Rows from a dataset>
·····

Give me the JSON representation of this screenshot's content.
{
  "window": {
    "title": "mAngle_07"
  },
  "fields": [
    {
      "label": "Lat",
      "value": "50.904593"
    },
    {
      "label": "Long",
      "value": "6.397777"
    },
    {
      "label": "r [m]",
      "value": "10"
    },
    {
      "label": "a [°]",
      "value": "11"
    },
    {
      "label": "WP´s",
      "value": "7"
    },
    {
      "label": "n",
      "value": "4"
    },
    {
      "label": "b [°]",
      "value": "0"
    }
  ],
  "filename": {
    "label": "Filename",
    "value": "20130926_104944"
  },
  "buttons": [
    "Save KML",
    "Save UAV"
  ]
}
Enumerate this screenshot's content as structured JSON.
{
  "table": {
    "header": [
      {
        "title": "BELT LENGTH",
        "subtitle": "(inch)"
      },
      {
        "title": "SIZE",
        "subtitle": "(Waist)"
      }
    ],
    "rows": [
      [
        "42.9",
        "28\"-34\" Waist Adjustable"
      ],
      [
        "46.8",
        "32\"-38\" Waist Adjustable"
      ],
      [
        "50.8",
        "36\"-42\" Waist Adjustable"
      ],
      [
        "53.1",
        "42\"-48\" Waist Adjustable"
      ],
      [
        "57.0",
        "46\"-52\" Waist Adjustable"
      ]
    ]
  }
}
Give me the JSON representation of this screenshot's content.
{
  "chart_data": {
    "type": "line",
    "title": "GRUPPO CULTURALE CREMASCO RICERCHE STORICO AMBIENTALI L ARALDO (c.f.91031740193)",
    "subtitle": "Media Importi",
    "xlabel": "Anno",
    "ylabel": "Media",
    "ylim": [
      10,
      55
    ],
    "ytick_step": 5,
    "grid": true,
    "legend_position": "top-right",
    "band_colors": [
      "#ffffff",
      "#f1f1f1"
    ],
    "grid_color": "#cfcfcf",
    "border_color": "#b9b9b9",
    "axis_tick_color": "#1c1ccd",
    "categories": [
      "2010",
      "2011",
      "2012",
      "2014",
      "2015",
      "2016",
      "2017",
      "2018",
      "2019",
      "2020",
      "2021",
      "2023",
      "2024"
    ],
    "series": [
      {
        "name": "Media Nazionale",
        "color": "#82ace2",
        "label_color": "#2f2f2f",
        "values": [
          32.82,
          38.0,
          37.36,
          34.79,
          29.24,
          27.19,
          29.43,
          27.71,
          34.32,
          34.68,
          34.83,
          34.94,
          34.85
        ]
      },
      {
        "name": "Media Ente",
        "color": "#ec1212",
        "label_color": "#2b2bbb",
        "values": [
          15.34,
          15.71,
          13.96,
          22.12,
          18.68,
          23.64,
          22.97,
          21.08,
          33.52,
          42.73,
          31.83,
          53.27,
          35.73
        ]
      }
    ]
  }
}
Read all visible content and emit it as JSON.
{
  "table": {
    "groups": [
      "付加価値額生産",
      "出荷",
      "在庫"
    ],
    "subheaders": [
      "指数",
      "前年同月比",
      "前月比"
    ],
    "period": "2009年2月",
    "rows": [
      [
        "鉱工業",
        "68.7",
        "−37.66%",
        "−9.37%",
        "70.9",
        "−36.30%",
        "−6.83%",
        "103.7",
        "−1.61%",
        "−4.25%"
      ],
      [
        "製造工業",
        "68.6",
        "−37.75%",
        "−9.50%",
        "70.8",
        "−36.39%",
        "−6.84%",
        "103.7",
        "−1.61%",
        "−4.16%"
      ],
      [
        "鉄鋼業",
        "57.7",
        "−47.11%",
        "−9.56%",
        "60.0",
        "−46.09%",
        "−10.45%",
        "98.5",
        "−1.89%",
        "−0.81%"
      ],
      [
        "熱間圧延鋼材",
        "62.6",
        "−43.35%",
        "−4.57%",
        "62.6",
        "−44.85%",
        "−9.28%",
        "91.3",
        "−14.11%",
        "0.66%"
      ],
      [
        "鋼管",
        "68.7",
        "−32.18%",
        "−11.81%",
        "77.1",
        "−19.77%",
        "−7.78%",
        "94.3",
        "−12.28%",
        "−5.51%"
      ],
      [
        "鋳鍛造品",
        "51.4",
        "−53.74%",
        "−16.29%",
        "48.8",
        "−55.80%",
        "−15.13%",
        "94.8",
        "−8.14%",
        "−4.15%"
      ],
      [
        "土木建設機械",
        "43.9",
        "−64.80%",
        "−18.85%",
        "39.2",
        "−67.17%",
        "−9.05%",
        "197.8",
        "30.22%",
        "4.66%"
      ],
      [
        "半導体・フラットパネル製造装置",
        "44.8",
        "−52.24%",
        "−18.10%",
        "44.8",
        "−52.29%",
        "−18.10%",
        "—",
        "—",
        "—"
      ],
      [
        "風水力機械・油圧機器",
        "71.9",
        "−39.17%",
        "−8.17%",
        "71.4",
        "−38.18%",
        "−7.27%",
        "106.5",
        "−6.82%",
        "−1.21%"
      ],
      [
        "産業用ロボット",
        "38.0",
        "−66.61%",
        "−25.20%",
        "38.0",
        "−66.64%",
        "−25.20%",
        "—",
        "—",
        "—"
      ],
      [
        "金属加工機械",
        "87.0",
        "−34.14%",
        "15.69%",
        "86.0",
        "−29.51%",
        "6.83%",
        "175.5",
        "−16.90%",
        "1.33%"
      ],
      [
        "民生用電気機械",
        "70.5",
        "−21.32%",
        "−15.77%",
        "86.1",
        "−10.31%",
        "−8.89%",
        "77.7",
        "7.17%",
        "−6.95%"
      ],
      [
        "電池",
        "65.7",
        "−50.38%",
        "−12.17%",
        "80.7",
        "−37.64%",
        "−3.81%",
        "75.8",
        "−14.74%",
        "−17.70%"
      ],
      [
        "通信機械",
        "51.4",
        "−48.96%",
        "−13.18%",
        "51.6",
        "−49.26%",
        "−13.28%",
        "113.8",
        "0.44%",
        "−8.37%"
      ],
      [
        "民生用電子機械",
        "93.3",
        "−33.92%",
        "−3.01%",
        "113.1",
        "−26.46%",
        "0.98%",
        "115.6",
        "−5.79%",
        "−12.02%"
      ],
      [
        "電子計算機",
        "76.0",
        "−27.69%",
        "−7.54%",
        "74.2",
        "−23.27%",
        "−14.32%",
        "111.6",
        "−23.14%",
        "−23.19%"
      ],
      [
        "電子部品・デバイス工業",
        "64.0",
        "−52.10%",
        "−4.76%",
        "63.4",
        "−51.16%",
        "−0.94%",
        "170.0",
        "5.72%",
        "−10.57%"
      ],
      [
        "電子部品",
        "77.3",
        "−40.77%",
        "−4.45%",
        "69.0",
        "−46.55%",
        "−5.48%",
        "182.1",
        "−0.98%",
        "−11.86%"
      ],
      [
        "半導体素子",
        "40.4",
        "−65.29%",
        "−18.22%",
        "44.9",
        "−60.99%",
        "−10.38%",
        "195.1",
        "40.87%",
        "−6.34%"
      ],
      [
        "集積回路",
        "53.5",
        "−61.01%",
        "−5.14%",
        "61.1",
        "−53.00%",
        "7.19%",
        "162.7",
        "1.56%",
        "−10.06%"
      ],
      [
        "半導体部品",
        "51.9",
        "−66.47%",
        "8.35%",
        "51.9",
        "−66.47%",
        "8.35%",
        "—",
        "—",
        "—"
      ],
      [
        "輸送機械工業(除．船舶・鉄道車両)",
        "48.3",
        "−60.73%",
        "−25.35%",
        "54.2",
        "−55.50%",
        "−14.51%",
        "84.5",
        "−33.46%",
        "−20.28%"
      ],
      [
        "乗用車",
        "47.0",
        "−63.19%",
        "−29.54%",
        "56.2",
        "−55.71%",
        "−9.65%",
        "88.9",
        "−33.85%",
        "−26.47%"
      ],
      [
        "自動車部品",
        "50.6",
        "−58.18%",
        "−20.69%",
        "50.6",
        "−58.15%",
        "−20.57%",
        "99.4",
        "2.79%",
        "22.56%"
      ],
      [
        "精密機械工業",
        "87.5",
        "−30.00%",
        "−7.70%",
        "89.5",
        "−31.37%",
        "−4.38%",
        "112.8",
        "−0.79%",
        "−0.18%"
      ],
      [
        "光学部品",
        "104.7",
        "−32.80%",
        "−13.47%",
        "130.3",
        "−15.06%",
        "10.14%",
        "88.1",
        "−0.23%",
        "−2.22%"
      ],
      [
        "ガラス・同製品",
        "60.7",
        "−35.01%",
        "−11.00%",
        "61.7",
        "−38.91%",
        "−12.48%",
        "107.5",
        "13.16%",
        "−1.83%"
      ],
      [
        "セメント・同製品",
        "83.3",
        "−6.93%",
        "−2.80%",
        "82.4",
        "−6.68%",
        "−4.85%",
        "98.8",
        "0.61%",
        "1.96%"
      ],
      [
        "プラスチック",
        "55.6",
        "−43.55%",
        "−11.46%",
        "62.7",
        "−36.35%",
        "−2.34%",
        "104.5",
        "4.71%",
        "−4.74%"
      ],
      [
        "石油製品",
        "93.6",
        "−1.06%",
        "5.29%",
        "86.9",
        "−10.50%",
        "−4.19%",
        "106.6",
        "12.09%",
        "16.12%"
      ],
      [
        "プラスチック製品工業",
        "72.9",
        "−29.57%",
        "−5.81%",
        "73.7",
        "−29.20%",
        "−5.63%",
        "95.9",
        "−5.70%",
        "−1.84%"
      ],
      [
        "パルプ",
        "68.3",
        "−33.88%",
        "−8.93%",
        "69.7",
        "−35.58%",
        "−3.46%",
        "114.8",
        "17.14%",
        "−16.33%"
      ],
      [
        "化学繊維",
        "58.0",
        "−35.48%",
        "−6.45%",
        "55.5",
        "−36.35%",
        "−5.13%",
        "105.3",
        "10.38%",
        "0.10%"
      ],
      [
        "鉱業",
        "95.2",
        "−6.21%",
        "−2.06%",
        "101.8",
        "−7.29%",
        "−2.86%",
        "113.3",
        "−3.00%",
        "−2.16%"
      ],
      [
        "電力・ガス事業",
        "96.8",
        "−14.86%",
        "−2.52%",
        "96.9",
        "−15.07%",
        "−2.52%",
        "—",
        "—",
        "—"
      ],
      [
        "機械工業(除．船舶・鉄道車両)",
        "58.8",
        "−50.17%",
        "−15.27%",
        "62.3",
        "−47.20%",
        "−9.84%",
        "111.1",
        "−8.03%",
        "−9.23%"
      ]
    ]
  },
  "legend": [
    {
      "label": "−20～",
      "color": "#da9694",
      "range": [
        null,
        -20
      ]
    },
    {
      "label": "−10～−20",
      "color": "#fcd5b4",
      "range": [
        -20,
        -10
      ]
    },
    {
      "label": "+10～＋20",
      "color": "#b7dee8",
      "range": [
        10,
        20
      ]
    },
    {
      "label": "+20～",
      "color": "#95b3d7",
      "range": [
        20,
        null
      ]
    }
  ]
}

·····

Directions for this task> State, as a bare number, how many lines of the listing hold the word "Media".

Reply to the exercise> 4